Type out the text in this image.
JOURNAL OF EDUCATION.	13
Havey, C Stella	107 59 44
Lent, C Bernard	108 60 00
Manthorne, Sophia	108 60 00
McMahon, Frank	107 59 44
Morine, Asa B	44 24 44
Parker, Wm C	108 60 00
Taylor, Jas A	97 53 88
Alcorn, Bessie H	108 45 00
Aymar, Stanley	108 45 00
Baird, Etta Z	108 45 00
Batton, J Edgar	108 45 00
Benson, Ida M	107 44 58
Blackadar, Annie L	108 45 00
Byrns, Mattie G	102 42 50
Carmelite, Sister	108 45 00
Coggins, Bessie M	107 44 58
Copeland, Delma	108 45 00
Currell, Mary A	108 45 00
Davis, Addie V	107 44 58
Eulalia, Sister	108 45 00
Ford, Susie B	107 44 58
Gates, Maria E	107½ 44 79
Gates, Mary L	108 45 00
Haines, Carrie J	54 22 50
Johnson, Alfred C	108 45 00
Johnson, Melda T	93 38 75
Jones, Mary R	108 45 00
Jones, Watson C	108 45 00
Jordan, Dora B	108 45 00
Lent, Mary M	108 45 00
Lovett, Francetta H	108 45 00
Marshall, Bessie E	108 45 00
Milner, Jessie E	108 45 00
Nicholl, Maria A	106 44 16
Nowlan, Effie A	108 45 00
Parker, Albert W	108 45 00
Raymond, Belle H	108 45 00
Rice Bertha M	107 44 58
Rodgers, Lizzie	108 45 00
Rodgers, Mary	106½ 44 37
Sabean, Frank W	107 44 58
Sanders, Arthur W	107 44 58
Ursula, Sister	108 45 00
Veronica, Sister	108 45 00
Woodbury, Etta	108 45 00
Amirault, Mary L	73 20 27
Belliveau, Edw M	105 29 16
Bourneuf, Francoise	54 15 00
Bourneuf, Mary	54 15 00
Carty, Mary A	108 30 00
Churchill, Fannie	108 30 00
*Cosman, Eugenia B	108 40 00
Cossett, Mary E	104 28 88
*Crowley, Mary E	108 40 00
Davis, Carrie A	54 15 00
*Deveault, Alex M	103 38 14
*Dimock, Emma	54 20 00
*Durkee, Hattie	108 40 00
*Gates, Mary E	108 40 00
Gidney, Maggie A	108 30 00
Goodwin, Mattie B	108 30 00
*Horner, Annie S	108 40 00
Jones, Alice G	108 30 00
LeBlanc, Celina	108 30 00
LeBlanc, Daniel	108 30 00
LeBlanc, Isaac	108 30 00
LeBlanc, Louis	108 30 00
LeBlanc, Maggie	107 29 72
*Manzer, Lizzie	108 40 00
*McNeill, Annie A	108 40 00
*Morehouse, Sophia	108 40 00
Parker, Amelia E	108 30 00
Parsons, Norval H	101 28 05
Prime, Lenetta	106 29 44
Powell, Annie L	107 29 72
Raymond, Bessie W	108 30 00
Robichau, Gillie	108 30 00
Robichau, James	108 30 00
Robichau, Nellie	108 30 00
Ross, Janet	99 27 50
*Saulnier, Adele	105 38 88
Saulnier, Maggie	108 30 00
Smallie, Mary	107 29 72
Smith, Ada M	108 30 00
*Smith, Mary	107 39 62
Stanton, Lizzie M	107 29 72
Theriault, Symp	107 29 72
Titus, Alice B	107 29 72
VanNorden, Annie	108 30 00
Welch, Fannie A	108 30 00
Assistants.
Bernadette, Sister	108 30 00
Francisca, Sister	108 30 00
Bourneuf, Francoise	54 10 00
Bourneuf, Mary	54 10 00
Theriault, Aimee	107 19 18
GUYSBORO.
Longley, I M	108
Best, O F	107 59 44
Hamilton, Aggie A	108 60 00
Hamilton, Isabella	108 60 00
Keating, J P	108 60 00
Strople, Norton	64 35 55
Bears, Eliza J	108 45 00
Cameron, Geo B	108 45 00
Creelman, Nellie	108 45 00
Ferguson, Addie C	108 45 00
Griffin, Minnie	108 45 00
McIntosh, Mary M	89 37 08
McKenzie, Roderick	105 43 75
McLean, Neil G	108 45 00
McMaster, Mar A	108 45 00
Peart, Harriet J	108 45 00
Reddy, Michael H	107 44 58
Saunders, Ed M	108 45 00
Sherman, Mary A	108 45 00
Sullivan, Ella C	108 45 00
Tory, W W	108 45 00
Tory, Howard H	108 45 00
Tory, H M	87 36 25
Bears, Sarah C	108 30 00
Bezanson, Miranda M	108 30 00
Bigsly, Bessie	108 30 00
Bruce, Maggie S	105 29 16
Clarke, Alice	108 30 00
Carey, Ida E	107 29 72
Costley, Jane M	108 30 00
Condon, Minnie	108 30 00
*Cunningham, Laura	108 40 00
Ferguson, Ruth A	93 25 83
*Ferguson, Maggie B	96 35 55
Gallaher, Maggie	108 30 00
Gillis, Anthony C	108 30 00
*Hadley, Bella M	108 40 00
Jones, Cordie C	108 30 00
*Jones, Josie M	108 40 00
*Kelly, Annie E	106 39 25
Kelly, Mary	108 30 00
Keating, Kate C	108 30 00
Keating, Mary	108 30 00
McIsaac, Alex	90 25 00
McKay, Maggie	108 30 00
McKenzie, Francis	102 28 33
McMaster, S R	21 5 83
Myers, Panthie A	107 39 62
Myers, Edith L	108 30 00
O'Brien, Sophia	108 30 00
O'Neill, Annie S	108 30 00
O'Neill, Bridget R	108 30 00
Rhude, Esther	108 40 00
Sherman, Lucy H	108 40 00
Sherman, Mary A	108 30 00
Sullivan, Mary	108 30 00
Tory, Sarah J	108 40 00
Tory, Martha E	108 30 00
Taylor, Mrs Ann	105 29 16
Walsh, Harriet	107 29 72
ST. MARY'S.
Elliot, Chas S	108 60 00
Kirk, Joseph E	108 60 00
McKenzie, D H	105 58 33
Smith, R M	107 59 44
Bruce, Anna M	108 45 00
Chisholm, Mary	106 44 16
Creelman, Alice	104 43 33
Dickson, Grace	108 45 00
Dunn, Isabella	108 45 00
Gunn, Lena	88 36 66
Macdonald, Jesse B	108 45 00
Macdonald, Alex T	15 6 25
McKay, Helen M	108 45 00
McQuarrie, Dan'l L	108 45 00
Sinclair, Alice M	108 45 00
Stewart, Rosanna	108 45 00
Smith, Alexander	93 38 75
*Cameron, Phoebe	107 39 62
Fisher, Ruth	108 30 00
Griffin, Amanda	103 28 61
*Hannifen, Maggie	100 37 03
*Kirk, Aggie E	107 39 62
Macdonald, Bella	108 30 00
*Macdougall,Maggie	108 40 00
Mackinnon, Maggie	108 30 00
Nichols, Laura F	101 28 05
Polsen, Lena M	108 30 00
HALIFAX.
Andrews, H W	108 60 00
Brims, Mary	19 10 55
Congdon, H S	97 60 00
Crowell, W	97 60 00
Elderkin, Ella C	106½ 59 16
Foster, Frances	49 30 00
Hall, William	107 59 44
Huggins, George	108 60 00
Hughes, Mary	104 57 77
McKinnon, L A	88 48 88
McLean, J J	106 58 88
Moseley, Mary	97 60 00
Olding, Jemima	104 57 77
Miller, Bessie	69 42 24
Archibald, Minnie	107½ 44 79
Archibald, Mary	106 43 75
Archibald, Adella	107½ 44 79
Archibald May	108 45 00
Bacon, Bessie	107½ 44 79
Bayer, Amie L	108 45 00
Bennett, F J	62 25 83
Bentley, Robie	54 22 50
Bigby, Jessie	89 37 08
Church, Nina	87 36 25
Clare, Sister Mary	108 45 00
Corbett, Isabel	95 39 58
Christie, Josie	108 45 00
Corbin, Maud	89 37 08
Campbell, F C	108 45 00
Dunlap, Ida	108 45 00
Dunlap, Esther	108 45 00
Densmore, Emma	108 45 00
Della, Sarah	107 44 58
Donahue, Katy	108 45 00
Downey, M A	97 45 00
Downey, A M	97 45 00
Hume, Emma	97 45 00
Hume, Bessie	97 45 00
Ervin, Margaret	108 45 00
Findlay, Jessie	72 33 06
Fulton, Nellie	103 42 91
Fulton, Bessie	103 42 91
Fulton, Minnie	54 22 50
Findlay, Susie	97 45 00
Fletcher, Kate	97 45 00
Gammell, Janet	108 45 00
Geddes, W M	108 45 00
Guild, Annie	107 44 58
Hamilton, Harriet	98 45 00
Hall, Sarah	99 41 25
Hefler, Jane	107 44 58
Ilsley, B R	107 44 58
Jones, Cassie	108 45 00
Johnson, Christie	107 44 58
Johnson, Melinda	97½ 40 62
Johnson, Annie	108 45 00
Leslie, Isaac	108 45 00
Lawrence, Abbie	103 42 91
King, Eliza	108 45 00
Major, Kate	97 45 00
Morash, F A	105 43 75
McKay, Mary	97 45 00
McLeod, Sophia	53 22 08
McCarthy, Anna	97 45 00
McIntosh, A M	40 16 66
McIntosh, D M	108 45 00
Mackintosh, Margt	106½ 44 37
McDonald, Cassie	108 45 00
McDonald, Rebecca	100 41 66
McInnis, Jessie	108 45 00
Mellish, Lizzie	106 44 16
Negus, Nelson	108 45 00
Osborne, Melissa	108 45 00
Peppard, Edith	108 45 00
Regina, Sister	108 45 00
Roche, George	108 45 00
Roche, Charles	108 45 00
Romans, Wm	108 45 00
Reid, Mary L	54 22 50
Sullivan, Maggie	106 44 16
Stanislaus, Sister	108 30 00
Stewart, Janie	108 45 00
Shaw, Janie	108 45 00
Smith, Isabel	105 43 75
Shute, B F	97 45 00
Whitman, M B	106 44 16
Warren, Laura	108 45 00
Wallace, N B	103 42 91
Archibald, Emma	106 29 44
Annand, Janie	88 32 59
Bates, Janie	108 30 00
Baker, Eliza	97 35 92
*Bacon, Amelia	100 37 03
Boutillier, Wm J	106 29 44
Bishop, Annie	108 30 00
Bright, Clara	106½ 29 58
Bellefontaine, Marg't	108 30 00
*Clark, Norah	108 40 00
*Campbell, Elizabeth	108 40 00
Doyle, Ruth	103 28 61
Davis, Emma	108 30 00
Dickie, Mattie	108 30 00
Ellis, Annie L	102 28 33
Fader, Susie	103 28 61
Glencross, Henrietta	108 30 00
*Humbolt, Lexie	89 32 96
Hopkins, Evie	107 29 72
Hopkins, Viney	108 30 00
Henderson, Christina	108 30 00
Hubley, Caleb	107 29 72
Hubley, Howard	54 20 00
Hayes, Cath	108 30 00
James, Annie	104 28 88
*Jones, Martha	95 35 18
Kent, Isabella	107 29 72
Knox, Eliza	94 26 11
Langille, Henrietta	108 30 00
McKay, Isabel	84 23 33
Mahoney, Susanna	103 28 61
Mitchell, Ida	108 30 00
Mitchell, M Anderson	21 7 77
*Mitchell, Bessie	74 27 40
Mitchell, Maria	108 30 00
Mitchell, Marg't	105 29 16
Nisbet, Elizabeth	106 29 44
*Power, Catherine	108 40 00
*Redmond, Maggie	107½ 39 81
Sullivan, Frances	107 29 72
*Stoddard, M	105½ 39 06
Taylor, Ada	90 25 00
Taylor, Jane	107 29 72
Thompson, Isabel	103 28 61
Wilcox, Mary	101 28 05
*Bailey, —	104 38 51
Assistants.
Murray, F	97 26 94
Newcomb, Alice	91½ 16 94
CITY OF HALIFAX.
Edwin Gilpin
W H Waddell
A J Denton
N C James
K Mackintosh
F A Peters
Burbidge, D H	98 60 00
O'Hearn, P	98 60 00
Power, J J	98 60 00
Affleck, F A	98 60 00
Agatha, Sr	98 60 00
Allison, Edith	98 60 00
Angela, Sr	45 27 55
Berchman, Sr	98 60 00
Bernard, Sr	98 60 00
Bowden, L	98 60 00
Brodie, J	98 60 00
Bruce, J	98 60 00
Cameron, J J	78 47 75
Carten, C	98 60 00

- _AIM OF THE EXERCISE_
From the entries above, copy every line where the word "McDonald" shows up.

- _RESULT OF THIS EXERCISE_
McDonald, Cassie	108 45 00
McDonald, Rebecca	100 41 66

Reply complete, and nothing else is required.